● Work to complete: Transcribe the entries exactly; images are not part of the copy.

● Record list:
┌────────
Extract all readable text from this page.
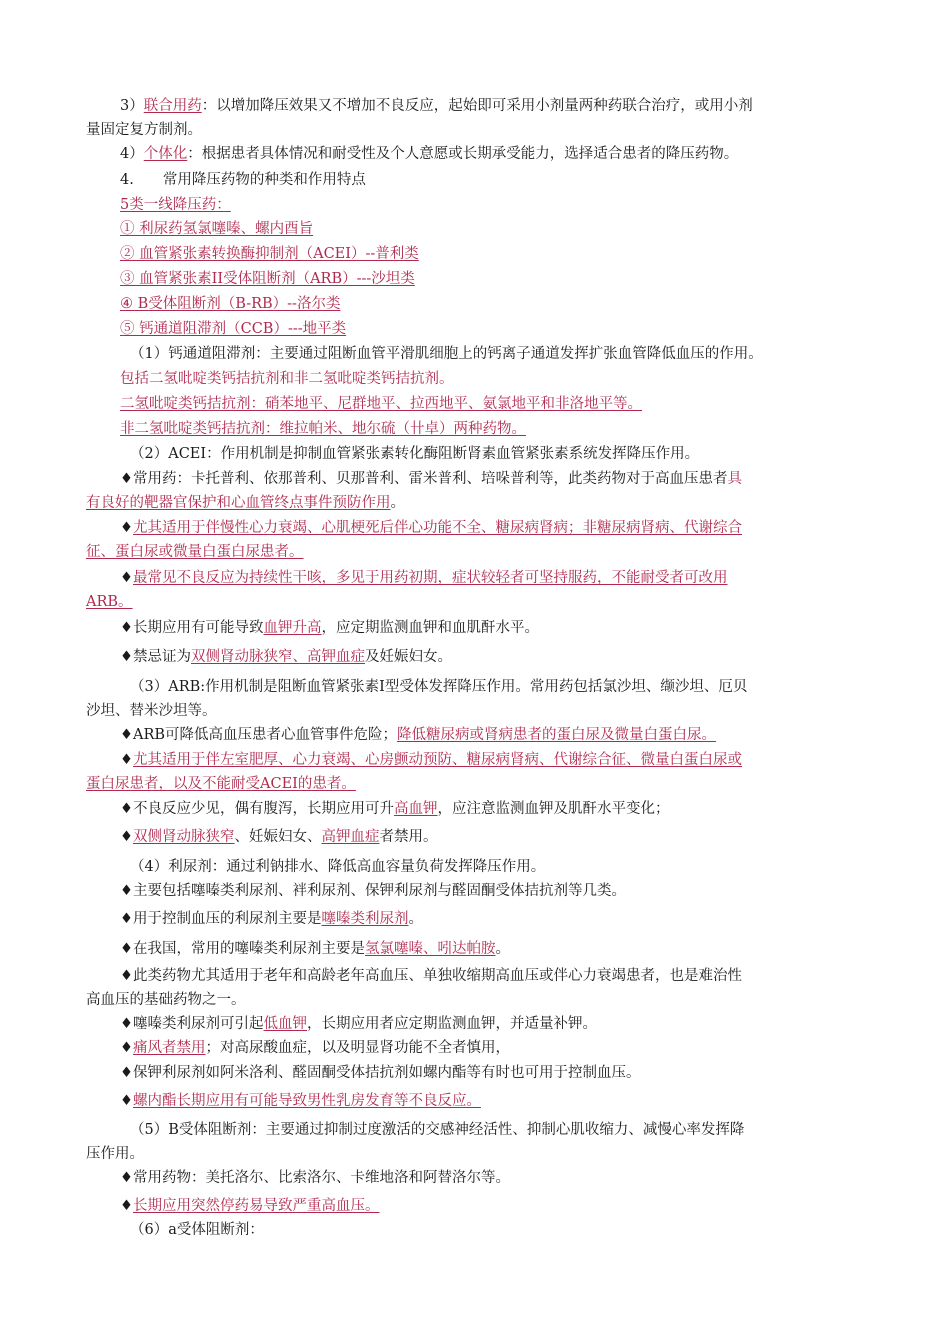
3）联合用药：以增加降压效果又不增加不良反应，起始即可采用小剂量两种药联合治疗，或用小剂
量固定复方制剂。
4）个体化：根据患者具体情况和耐受性及个人意愿或长期承受能力，选择适合患者的降压药物。
4.　　常用降压药物的种类和作用特点
5类一线降压药：
① 利尿药氢氯噻嗪、螺内酉旨
② 血管紧张素转换酶抑制剂（ACEI）--普利类
③ 血管紧张素II受体阻断剂（ARB）---沙坦类
④ B受体阻断剂（B-RB）--洛尔类
⑤ 钙通道阻滞剂（CCB）---地平类
（1）钙通道阻滞剂：主要通过阻断血管平滑肌细胞上的钙离子通道发挥扩张血管降低血压的作用。
包括二氢吡啶类钙拮抗剂和非二氢吡啶类钙拮抗剂。
二氢吡啶类钙拮抗剂：硝苯地平、尼群地平、拉西地平、氨氯地平和非洛地平等。
非二氢吡啶类钙拮抗剂：维拉帕米、地尔硫（卄卓）两种药物。
（2）ACEI：作用机制是抑制血管紧张素转化酶阻断肾素血管紧张素系统发挥降压作用。
♦常用药：卡托普利、依那普利、贝那普利、雷米普利、培哚普利等，此类药物对于高血压患者具
有良好的靶器官保护和心血管终点事件预防作用。
♦尤其适用于伴慢性心力衰竭、心肌梗死后伴心功能不全、糖尿病肾病；非糖尿病肾病、代谢综合
征、蛋白尿或微量白蛋白尿患者。
♦最常见不良反应为持续性干咳，多见于用药初期，症状较轻者可坚持服药，不能耐受者可改用
ARB。
♦长期应用有可能导致血钾升高，应定期监测血钾和血肌酐水平。
♦禁忌证为双侧肾动脉狭窄、高钾血症及妊娠妇女。
（3）ARB:作用机制是阻断血管紧张素I型受体发挥降压作用。常用药包括氯沙坦、缬沙坦、厄贝
沙坦、替米沙坦等。
♦ARB可降低高血压患者心血管事件危险；降低糖尿病或肾病患者的蛋白尿及微量白蛋白尿。
♦尤其适用于伴左室肥厚、心力衰竭、心房颤动预防、糖尿病肾病、代谢综合征、微量白蛋白尿或
蛋白尿患者，以及不能耐受ACEI的患者。
♦不良反应少见，偶有腹泻，长期应用可升高血钾，应注意监测血钾及肌酐水平变化；
♦双侧肾动脉狭窄、妊娠妇女、高钾血症者禁用。
（4）利尿剂：通过利钠排水、降低高血容量负荷发挥降压作用。
♦主要包括噻嗪类利尿剂、袢利尿剂、保钾利尿剂与醛固酮受体拮抗剂等几类。
♦用于控制血压的利尿剂主要是噻嗪类利尿剂。
♦在我国，常用的噻嗪类利尿剂主要是氢氯噻嗪、吲达帕胺。
♦此类药物尤其适用于老年和高龄老年高血压、单独收缩期高血压或伴心力衰竭患者，也是难治性
高血压的基础药物之一。
♦噻嗪类利尿剂可引起低血钾，长期应用者应定期监测血钾，并适量补钾。
♦痛风者禁用；对高尿酸血症，以及明显肾功能不全者慎用，
♦保钾利尿剂如阿米洛利、醛固酮受体拮抗剂如螺内酯等有时也可用于控制血压。
♦螺内酯长期应用有可能导致男性乳房发育等不良反应。
（5）B受体阻断剂：主要通过抑制过度激活的交感神经活性、抑制心肌收缩力、减慢心率发挥降
压作用。
♦常用药物：美托洛尔、比索洛尔、卡维地洛和阿替洛尔等。
♦长期应用突然停药易导致严重高血压。
（6）a受体阻断剂：
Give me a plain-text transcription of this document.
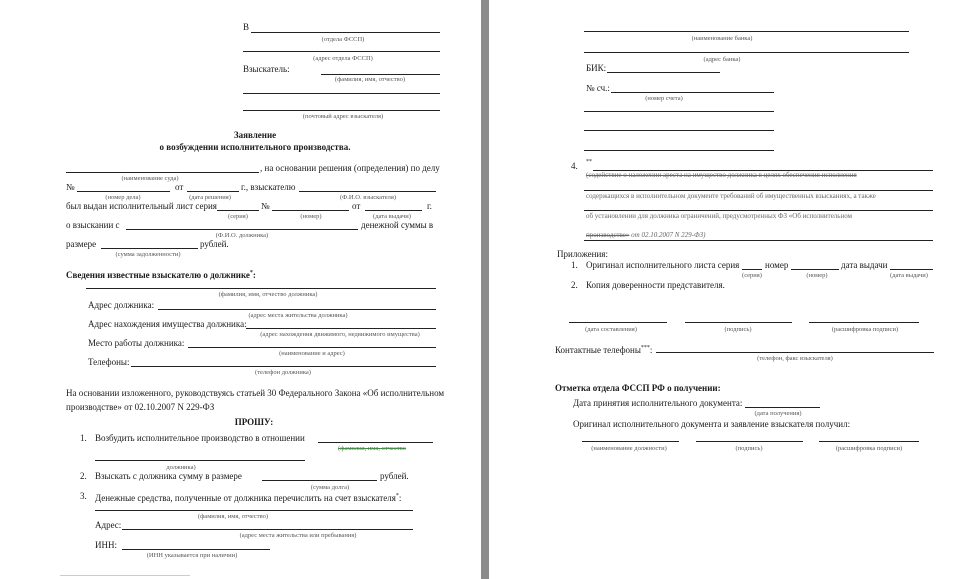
В
(отдела ФССП)
(адрес отдела ФССП)
Взыскатель:
(фамилия, имя, отчество)
(почтовый адрес взыскателя)
Заявление
о возбуждении исполнительного производства.
, на основании решения (определения) по делу
(наименование суда)
№	от	г., взыскателю
(номер дела)	(дата решения)	(Ф.И.О. взыскателя)
был выдан исполнительный лист серия	№	от	г.
(серия)	(номер)	(дата выдачи)
о взыскании с	денежной суммы в
(Ф.И.О. должника)
размере	рублей.
(сумма задолженности)
Сведения известные взыскателю о должнике*:
(фамилия, имя, отчество должника)
Адрес должника:
(адрес места жительства должника)
Адрес нахождения имущества должника:
(адрес нахождения движимого, недвижимого имущества)
Место работы должника:
(наименование и адрес)
Телефоны:
(телефон должника)
На основании изложенного, руководствуясь статьей 30 Федерального Закона «Об исполнительном
производстве» от 02.10.2007 N 229-ФЗ
ПРОШУ:
1. Возбудить исполнительное производство в отношении
(фамилия, имя, отчество
должника)
2. Взыскать с должника сумму в размере	рублей.
(сумма долга)
3. Денежные средства, полученные от должника перечислить на счет взыскателя*:
(фамилия, имя, отчество)
Адрес:
(адрес места жительства или пребывания)
ИНН:
(ИНН указывается при наличии)
(наименование банка)
(адрес банка)
БИК:
№ сч.:
(номер счета)
4. **
(содействие о наложении ареста на имущество должника в целях обеспечения исполнения
содержащихся в исполнительном документе требований об имущественных взысканиях, а также
об установлении для должника ограничений, предусмотренных ФЗ «Об исполнительном
производстве» от 02.10.2007 N 229-ФЗ)
Приложения:
1. Оригинал исполнительного листа серия	номер	дата выдачи
(серия)	(номер)	(дата выдачи)
2. Копия доверенности представителя.
(дата составления)	(подпись)	(расшифровка подписи)
Контактные телефоны***:
(телефон, факс взыскателя)
Отметка отдела ФССП РФ о получении:
Дата принятия исполнительного документа:
(дата получения)
Оригинал исполнительного документа и заявление взыскателя получил:
(наименование должности)	(подпись)	(расшифровка подписи)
└────────
● In response:
Extract all readable text from this page.
3）联合用药：以增加降压效果又不增加不良反应，起始即可采用小剂量两种药联合治疗，或用小剂
量固定复方制剂。
4）个体化：根据患者具体情况和耐受性及个人意愿或长期承受能力，选择适合患者的降压药物。
4.　　常用降压药物的种类和作用特点
5类一线降压药：
① 利尿药氢氯噻嗪、螺内酉旨
② 血管紧张素转换酶抑制剂（ACEI）--普利类
③ 血管紧张素II受体阻断剂（ARB）---沙坦类
④ B受体阻断剂（B-RB）--洛尔类
⑤ 钙通道阻滞剂（CCB）---地平类
（1）钙通道阻滞剂：主要通过阻断血管平滑肌细胞上的钙离子通道发挥扩张血管降低血压的作用。
包括二氢吡啶类钙拮抗剂和非二氢吡啶类钙拮抗剂。
二氢吡啶类钙拮抗剂：硝苯地平、尼群地平、拉西地平、氨氯地平和非洛地平等。
非二氢吡啶类钙拮抗剂：维拉帕米、地尔硫（卄卓）两种药物。
（2）ACEI：作用机制是抑制血管紧张素转化酶阻断肾素血管紧张素系统发挥降压作用。
♦常用药：卡托普利、依那普利、贝那普利、雷米普利、培哚普利等，此类药物对于高血压患者具
有良好的靶器官保护和心血管终点事件预防作用。
♦尤其适用于伴慢性心力衰竭、心肌梗死后伴心功能不全、糖尿病肾病；非糖尿病肾病、代谢综合
征、蛋白尿或微量白蛋白尿患者。
♦最常见不良反应为持续性干咳，多见于用药初期，症状较轻者可坚持服药，不能耐受者可改用
ARB。
♦长期应用有可能导致血钾升高，应定期监测血钾和血肌酐水平。
♦禁忌证为双侧肾动脉狭窄、高钾血症及妊娠妇女。
（3）ARB:作用机制是阻断血管紧张素I型受体发挥降压作用。常用药包括氯沙坦、缬沙坦、厄贝
沙坦、替米沙坦等。
♦ARB可降低高血压患者心血管事件危险；降低糖尿病或肾病患者的蛋白尿及微量白蛋白尿。
♦尤其适用于伴左室肥厚、心力衰竭、心房颤动预防、糖尿病肾病、代谢综合征、微量白蛋白尿或
蛋白尿患者，以及不能耐受ACEI的患者。
♦不良反应少见，偶有腹泻，长期应用可升高血钾，应注意监测血钾及肌酐水平变化；
♦双侧肾动脉狭窄、妊娠妇女、高钾血症者禁用。
（4）利尿剂：通过利钠排水、降低高血容量负荷发挥降压作用。
♦主要包括噻嗪类利尿剂、袢利尿剂、保钾利尿剂与醛固酮受体拮抗剂等几类。
♦用于控制血压的利尿剂主要是噻嗪类利尿剂。
♦在我国，常用的噻嗪类利尿剂主要是氢氯噻嗪、吲达帕胺。
♦此类药物尤其适用于老年和高龄老年高血压、单独收缩期高血压或伴心力衰竭患者，也是难治性
高血压的基础药物之一。
♦噻嗪类利尿剂可引起低血钾，长期应用者应定期监测血钾，并适量补钾。
♦痛风者禁用；对高尿酸血症，以及明显肾功能不全者慎用，
♦保钾利尿剂如阿米洛利、醛固酮受体拮抗剂如螺内酯等有时也可用于控制血压。
♦螺内酯长期应用有可能导致男性乳房发育等不良反应。
（5）B受体阻断剂：主要通过抑制过度激活的交感神经活性、抑制心肌收缩力、减慢心率发挥降
压作用。
♦常用药物：美托洛尔、比索洛尔、卡维地洛和阿替洛尔等。
♦长期应用突然停药易导致严重高血压。
（6）a受体阻断剂：
Give me a plain-text transcription of this document.
В
(отдела ФССП)
(адрес отдела ФССП)
Взыскатель:
(фамилия, имя, отчество)
(почтовый адрес взыскателя)
Заявление
о возбуждении исполнительного производства.
, на основании решения (определения) по делу
(наименование суда)
№	от	г., взыскателю
(номер дела)	(дата решения)	(Ф.И.О. взыскателя)
был выдан исполнительный лист серия	№	от	г.
(серия)	(номер)	(дата выдачи)
о взыскании с	денежной суммы в
(Ф.И.О. должника)
размере	рублей.
(сумма задолженности)
Сведения известные взыскателю о должнике*:
(фамилия, имя, отчество должника)
Адрес должника:
(адрес места жительства должника)
Адрес нахождения имущества должника:
(адрес нахождения движимого, недвижимого имущества)
Место работы должника:
(наименование и адрес)
Телефоны:
(телефон должника)
На основании изложенного, руководствуясь статьей 30 Федерального Закона «Об исполнительном
производстве» от 02.10.2007 N 229-ФЗ
ПРОШУ:
1. Возбудить исполнительное производство в отношении
(фамилия, имя, отчество
должника)
2. Взыскать с должника сумму в размере	рублей.
(сумма долга)
3. Денежные средства, полученные от должника перечислить на счет взыскателя*:
(фамилия, имя, отчество)
Адрес:
(адрес места жительства или пребывания)
ИНН:
(ИНН указывается при наличии)
(наименование банка)
(адрес банка)
БИК:
№ сч.:
(номер счета)
4. **
(содействие о наложении ареста на имущество должника в целях обеспечения исполнения
содержащихся в исполнительном документе требований об имущественных взысканиях, а также
об установлении для должника ограничений, предусмотренных ФЗ «Об исполнительном
производстве» от 02.10.2007 N 229-ФЗ)
Приложения:
1. Оригинал исполнительного листа серия	номер	дата выдачи
(серия)	(номер)	(дата выдачи)
2. Копия доверенности представителя.
(дата составления)	(подпись)	(расшифровка подписи)
Контактные телефоны***:
(телефон, факс взыскателя)
Отметка отдела ФССП РФ о получении:
Дата принятия исполнительного документа:
(дата получения)
Оригинал исполнительного документа и заявление взыскателя получил:
(наименование должности)	(подпись)	(расшифровка подписи)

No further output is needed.